YOUR OBJECTIVE:
Copy every line that holds "JSON".

Data extracted from a collection:
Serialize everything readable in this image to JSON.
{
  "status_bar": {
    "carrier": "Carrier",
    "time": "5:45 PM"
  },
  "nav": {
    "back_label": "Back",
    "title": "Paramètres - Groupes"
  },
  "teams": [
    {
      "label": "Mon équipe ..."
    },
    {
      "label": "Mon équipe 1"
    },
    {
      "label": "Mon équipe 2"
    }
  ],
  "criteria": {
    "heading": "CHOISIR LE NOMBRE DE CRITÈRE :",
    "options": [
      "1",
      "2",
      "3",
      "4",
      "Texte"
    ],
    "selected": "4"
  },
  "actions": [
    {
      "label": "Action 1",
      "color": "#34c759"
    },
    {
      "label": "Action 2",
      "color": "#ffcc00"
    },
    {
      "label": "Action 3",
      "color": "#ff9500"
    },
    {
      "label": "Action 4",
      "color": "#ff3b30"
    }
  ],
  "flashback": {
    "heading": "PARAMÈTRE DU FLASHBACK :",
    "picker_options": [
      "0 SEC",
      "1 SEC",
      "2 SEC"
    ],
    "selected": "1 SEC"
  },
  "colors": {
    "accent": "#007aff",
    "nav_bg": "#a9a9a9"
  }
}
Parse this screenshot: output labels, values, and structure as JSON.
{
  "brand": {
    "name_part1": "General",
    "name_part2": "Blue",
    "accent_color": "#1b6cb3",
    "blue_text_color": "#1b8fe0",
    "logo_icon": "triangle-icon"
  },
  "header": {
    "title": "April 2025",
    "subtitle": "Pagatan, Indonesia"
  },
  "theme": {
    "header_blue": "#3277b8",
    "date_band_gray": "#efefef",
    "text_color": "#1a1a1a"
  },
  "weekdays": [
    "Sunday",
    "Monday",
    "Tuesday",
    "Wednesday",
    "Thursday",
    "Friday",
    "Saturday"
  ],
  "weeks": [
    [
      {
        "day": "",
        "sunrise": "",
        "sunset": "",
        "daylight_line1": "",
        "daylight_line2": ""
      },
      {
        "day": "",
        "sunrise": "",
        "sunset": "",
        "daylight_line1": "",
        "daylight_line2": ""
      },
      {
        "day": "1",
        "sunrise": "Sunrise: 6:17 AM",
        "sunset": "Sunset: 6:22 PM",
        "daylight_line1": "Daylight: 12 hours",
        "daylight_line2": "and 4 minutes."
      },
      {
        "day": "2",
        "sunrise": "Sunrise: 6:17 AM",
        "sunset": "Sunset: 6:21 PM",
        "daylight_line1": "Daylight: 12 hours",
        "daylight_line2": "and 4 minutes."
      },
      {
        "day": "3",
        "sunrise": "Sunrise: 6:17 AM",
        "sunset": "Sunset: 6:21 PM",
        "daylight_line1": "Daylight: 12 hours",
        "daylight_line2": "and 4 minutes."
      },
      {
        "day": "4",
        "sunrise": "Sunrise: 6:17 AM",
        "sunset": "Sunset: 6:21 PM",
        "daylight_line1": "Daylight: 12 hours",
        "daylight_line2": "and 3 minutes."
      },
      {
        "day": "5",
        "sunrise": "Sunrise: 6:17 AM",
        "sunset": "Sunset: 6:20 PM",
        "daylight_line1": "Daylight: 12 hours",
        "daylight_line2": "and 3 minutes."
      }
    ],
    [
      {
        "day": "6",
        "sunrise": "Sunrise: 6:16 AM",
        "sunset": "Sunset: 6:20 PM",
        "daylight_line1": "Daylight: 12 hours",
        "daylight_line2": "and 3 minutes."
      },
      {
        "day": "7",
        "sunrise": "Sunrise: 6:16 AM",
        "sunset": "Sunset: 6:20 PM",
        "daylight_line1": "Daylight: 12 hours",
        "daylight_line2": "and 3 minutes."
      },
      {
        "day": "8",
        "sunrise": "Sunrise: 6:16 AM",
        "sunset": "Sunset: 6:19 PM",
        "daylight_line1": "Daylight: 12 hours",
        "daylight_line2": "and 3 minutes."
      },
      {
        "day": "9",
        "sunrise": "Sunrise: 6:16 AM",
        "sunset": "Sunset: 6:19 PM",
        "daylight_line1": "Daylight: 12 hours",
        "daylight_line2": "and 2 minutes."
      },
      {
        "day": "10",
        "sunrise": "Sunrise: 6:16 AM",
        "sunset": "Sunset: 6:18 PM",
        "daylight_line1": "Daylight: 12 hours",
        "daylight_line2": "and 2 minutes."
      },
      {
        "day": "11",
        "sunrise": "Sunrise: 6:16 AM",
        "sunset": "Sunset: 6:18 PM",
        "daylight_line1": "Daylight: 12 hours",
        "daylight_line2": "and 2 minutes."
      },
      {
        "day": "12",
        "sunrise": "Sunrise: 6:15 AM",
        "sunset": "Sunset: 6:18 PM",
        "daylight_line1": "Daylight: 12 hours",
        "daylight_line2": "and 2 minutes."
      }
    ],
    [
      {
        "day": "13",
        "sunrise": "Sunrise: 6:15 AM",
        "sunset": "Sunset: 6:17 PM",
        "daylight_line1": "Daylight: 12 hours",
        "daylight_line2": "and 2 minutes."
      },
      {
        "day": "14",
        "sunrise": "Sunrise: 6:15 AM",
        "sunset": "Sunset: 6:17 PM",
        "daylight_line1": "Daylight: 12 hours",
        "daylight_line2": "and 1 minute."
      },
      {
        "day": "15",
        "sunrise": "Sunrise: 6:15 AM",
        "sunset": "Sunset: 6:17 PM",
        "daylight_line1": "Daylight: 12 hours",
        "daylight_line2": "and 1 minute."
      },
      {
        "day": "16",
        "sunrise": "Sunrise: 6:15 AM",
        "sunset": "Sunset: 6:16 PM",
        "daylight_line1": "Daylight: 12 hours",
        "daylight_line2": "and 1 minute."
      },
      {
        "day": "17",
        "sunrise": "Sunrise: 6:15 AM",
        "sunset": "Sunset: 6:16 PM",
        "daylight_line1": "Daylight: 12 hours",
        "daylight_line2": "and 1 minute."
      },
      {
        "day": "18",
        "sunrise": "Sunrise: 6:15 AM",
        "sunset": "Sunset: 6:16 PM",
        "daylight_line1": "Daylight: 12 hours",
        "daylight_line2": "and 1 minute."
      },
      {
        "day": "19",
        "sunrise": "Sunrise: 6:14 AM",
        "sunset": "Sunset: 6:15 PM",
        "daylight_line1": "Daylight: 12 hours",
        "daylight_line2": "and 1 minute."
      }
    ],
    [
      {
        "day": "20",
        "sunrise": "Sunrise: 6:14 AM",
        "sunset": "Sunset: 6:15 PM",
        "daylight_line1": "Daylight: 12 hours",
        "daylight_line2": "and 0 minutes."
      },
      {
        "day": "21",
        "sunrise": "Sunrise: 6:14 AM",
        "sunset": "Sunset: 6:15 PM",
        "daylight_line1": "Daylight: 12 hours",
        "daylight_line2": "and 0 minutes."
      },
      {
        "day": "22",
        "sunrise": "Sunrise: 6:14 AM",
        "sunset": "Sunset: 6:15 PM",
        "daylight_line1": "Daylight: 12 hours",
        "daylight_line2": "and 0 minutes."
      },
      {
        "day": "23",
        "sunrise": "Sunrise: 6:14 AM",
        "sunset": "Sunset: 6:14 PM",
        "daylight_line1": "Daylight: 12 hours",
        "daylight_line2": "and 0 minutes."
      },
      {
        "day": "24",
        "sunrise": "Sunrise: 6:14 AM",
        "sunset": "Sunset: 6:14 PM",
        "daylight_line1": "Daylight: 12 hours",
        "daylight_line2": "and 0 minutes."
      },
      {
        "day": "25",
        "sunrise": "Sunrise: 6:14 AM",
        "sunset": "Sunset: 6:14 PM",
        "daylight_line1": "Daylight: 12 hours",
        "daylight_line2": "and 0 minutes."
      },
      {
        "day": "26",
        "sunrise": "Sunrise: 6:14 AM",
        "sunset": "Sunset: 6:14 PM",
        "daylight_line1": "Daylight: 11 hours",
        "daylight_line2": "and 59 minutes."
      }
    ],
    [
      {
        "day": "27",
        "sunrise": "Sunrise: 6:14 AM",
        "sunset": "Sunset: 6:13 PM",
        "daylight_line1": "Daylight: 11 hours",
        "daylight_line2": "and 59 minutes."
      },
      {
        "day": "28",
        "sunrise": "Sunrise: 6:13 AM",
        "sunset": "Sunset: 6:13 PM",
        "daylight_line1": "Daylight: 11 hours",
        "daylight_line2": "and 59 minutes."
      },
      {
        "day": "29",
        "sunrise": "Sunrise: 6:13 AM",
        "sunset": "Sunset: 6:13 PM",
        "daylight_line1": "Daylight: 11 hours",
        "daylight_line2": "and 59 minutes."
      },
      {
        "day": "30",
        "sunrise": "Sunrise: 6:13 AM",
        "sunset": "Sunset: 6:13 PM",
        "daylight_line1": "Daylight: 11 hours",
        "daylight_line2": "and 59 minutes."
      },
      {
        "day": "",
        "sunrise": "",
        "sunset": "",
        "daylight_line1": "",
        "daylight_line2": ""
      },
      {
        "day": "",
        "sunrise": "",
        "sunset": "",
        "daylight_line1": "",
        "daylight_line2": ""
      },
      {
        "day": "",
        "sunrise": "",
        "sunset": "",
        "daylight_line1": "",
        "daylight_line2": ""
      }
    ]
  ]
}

TASK SOLUTION:
Serialize everything readable in this image to JSON.
Parse this screenshot: output labels, values, and structure as JSON.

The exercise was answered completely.